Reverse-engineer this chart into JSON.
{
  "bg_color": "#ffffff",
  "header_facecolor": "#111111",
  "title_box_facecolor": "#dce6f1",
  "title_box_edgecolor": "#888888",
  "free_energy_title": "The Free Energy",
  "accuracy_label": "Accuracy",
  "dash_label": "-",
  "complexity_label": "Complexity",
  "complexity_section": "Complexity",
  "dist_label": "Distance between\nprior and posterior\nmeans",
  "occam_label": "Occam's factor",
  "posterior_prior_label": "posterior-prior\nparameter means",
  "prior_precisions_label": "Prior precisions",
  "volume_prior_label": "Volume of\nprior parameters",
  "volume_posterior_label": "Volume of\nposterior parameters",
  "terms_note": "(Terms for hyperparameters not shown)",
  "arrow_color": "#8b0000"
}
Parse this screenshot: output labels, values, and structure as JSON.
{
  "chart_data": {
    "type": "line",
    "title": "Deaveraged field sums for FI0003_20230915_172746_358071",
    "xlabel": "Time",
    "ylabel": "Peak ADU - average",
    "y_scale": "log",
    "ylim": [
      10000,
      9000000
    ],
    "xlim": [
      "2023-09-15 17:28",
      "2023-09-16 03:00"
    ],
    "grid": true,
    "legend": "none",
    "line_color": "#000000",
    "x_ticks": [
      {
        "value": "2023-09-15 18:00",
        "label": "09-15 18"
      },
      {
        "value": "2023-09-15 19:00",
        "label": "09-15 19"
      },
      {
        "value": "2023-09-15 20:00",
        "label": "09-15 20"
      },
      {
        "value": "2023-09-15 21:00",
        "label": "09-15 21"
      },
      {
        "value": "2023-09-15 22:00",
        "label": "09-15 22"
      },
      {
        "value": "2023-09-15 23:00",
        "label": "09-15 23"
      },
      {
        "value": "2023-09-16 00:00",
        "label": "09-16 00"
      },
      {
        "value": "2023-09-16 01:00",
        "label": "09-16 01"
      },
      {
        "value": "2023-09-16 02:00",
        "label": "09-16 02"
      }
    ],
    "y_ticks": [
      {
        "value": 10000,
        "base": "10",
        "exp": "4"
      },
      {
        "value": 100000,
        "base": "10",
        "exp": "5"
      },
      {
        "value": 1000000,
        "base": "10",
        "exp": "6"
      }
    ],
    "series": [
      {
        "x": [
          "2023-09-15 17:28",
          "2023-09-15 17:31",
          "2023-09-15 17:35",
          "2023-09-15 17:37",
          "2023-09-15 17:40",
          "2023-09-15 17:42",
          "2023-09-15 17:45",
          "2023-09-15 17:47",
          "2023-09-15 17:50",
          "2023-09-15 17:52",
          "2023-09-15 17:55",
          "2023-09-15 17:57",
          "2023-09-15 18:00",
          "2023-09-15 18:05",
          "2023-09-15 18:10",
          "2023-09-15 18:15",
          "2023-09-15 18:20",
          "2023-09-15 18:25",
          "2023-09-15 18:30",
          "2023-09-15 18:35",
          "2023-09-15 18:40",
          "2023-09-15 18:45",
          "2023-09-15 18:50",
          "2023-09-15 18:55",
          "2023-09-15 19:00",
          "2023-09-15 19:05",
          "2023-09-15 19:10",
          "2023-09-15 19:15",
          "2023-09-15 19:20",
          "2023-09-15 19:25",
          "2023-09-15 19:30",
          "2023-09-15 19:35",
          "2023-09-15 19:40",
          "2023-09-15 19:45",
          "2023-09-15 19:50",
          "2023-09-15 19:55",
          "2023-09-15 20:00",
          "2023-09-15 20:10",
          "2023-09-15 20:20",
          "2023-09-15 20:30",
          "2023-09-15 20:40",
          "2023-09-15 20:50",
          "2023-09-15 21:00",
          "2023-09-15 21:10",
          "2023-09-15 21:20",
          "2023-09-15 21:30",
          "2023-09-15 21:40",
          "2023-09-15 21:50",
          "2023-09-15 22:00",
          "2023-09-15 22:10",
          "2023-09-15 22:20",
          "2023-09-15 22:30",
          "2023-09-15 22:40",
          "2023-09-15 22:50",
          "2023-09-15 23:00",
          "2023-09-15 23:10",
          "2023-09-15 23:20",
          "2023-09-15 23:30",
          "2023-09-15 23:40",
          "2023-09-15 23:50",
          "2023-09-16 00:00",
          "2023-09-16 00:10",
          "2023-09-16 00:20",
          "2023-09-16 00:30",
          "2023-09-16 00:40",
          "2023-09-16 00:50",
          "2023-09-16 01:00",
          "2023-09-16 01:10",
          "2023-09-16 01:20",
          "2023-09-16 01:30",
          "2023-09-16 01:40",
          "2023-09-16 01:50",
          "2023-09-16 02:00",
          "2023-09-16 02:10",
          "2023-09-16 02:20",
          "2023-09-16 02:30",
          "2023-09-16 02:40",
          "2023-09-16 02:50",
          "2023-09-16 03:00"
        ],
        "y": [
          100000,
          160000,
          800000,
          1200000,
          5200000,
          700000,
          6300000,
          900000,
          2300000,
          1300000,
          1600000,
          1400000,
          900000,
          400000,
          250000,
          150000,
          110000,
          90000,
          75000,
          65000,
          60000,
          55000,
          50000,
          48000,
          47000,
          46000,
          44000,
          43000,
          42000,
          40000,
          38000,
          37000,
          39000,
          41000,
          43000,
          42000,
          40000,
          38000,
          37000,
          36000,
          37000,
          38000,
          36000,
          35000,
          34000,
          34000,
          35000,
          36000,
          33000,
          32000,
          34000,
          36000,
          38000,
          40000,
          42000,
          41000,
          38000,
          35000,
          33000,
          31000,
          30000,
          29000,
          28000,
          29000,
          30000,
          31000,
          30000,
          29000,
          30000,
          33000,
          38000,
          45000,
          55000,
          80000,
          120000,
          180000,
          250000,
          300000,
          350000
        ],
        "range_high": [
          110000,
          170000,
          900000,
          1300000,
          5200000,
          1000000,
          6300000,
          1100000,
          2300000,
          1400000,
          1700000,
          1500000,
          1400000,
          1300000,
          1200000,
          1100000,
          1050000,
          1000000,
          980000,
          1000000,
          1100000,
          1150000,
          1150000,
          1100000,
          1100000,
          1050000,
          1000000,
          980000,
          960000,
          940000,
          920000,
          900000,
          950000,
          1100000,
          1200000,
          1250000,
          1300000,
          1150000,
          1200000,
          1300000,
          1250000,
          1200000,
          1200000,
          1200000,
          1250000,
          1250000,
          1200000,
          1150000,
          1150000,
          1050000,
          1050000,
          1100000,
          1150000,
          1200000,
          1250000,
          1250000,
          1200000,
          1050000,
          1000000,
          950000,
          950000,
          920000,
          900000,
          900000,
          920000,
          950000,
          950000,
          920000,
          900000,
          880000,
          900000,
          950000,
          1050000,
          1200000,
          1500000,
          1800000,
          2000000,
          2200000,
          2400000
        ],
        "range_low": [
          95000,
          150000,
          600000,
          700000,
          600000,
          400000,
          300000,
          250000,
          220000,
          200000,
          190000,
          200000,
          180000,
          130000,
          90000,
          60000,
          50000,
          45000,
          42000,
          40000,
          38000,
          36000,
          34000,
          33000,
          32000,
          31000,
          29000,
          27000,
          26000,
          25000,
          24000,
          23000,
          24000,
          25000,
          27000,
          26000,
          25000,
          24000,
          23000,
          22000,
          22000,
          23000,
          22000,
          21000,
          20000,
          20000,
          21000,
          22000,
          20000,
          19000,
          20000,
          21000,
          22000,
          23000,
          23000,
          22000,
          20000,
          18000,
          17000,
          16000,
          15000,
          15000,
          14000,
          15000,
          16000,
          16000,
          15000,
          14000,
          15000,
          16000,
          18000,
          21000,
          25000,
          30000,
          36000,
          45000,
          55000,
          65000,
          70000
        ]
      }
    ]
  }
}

---

_Written instruction_. Reproduce the full listing word for word.

_Result of this task_.
Reverse-engineer this chart into JSON.
{
  "bg_color": "#ffffff",
  "header_facecolor": "#111111",
  "title_box_facecolor": "#dce6f1",
  "title_box_edgecolor": "#888888",
  "free_energy_title": "The Free Energy",
  "accuracy_label": "Accuracy",
  "dash_label": "-",
  "complexity_label": "Complexity",
  "complexity_section": "Complexity",
  "dist_label": "Distance between\nprior and posterior\nmeans",
  "occam_label": "Occam's factor",
  "posterior_prior_label": "posterior-prior\nparameter means",
  "prior_precisions_label": "Prior precisions",
  "volume_prior_label": "Volume of\nprior parameters",
  "volume_posterior_label": "Volume of\nposterior parameters",
  "terms_note": "(Terms for hyperparameters not shown)",
  "arrow_color": "#8b0000"
}
Parse this screenshot: output labels, values, and structure as JSON.
{
  "chart_data": {
    "type": "line",
    "title": "Deaveraged field sums for FI0003_20230915_172746_358071",
    "xlabel": "Time",
    "ylabel": "Peak ADU - average",
    "y_scale": "log",
    "ylim": [
      10000,
      9000000
    ],
    "xlim": [
      "2023-09-15 17:28",
      "2023-09-16 03:00"
    ],
    "grid": true,
    "legend": "none",
    "line_color": "#000000",
    "x_ticks": [
      {
        "value": "2023-09-15 18:00",
        "label": "09-15 18"
      },
      {
        "value": "2023-09-15 19:00",
        "label": "09-15 19"
      },
      {
        "value": "2023-09-15 20:00",
        "label": "09-15 20"
      },
      {
        "value": "2023-09-15 21:00",
        "label": "09-15 21"
      },
      {
        "value": "2023-09-15 22:00",
        "label": "09-15 22"
      },
      {
        "value": "2023-09-15 23:00",
        "label": "09-15 23"
      },
      {
        "value": "2023-09-16 00:00",
        "label": "09-16 00"
      },
      {
        "value": "2023-09-16 01:00",
        "label": "09-16 01"
      },
      {
        "value": "2023-09-16 02:00",
        "label": "09-16 02"
      }
    ],
    "y_ticks": [
      {
        "value": 10000,
        "base": "10",
        "exp": "4"
      },
      {
        "value": 100000,
        "base": "10",
        "exp": "5"
      },
      {
        "value": 1000000,
        "base": "10",
        "exp": "6"
      }
    ],
    "series": [
      {
        "x": [
          "2023-09-15 17:28",
          "2023-09-15 17:31",
          "2023-09-15 17:35",
          "2023-09-15 17:37",
          "2023-09-15 17:40",
          "2023-09-15 17:42",
          "2023-09-15 17:45",
          "2023-09-15 17:47",
          "2023-09-15 17:50",
          "2023-09-15 17:52",
          "2023-09-15 17:55",
          "2023-09-15 17:57",
          "2023-09-15 18:00",
          "2023-09-15 18:05",
          "2023-09-15 18:10",
          "2023-09-15 18:15",
          "2023-09-15 18:20",
          "2023-09-15 18:25",
          "2023-09-15 18:30",
          "2023-09-15 18:35",
          "2023-09-15 18:40",
          "2023-09-15 18:45",
          "2023-09-15 18:50",
          "2023-09-15 18:55",
          "2023-09-15 19:00",
          "2023-09-15 19:05",
          "2023-09-15 19:10",
          "2023-09-15 19:15",
          "2023-09-15 19:20",
          "2023-09-15 19:25",
          "2023-09-15 19:30",
          "2023-09-15 19:35",
          "2023-09-15 19:40",
          "2023-09-15 19:45",
          "2023-09-15 19:50",
          "2023-09-15 19:55",
          "2023-09-15 20:00",
          "2023-09-15 20:10",
          "2023-09-15 20:20",
          "2023-09-15 20:30",
          "2023-09-15 20:40",
          "2023-09-15 20:50",
          "2023-09-15 21:00",
          "2023-09-15 21:10",
          "2023-09-15 21:20",
          "2023-09-15 21:30",
          "2023-09-15 21:40",
          "2023-09-15 21:50",
          "2023-09-15 22:00",
          "2023-09-15 22:10",
          "2023-09-15 22:20",
          "2023-09-15 22:30",
          "2023-09-15 22:40",
          "2023-09-15 22:50",
          "2023-09-15 23:00",
          "2023-09-15 23:10",
          "2023-09-15 23:20",
          "2023-09-15 23:30",
          "2023-09-15 23:40",
          "2023-09-15 23:50",
          "2023-09-16 00:00",
          "2023-09-16 00:10",
          "2023-09-16 00:20",
          "2023-09-16 00:30",
          "2023-09-16 00:40",
          "2023-09-16 00:50",
          "2023-09-16 01:00",
          "2023-09-16 01:10",
          "2023-09-16 01:20",
          "2023-09-16 01:30",
          "2023-09-16 01:40",
          "2023-09-16 01:50",
          "2023-09-16 02:00",
          "2023-09-16 02:10",
          "2023-09-16 02:20",
          "2023-09-16 02:30",
          "2023-09-16 02:40",
          "2023-09-16 02:50",
          "2023-09-16 03:00"
        ],
        "y": [
          100000,
          160000,
          800000,
          1200000,
          5200000,
          700000,
          6300000,
          900000,
          2300000,
          1300000,
          1600000,
          1400000,
          900000,
          400000,
          250000,
          150000,
          110000,
          90000,
          75000,
          65000,
          60000,
          55000,
          50000,
          48000,
          47000,
          46000,
          44000,
          43000,
          42000,
          40000,
          38000,
          37000,
          39000,
          41000,
          43000,
          42000,
          40000,
          38000,
          37000,
          36000,
          37000,
          38000,
          36000,
          35000,
          34000,
          34000,
          35000,
          36000,
          33000,
          32000,
          34000,
          36000,
          38000,
          40000,
          42000,
          41000,
          38000,
          35000,
          33000,
          31000,
          30000,
          29000,
          28000,
          29000,
          30000,
          31000,
          30000,
          29000,
          30000,
          33000,
          38000,
          45000,
          55000,
          80000,
          120000,
          180000,
          250000,
          300000,
          350000
        ],
        "range_high": [
          110000,
          170000,
          900000,
          1300000,
          5200000,
          1000000,
          6300000,
          1100000,
          2300000,
          1400000,
          1700000,
          1500000,
          1400000,
          1300000,
          1200000,
          1100000,
          1050000,
          1000000,
          980000,
          1000000,
          1100000,
          1150000,
          1150000,
          1100000,
          1100000,
          1050000,
          1000000,
          980000,
          960000,
          940000,
          920000,
          900000,
          950000,
          1100000,
          1200000,
          1250000,
          1300000,
          1150000,
          1200000,
          1300000,
          1250000,
          1200000,
          1200000,
          1200000,
          1250000,
          1250000,
          1200000,
          1150000,
          1150000,
          1050000,
          1050000,
          1100000,
          1150000,
          1200000,
          1250000,
          1250000,
          1200000,
          1050000,
          1000000,
          950000,
          950000,
          920000,
          900000,
          900000,
          920000,
          950000,
          950000,
          920000,
          900000,
          880000,
          900000,
          950000,
          1050000,
          1200000,
          1500000,
          1800000,
          2000000,
          2200000,
          2400000
        ],
        "range_low": [
          95000,
          150000,
          600000,
          700000,
          600000,
          400000,
          300000,
          250000,
          220000,
          200000,
          190000,
          200000,
          180000,
          130000,
          90000,
          60000,
          50000,
          45000,
          42000,
          40000,
          38000,
          36000,
          34000,
          33000,
          32000,
          31000,
          29000,
          27000,
          26000,
          25000,
          24000,
          23000,
          24000,
          25000,
          27000,
          26000,
          25000,
          24000,
          23000,
          22000,
          22000,
          23000,
          22000,
          21000,
          20000,
          20000,
          21000,
          22000,
          20000,
          19000,
          20000,
          21000,
          22000,
          23000,
          23000,
          22000,
          20000,
          18000,
          17000,
          16000,
          15000,
          15000,
          14000,
          15000,
          16000,
          16000,
          15000,
          14000,
          15000,
          16000,
          18000,
          21000,
          25000,
          30000,
          36000,
          45000,
          55000,
          65000,
          70000
        ]
      }
    ]
  }
}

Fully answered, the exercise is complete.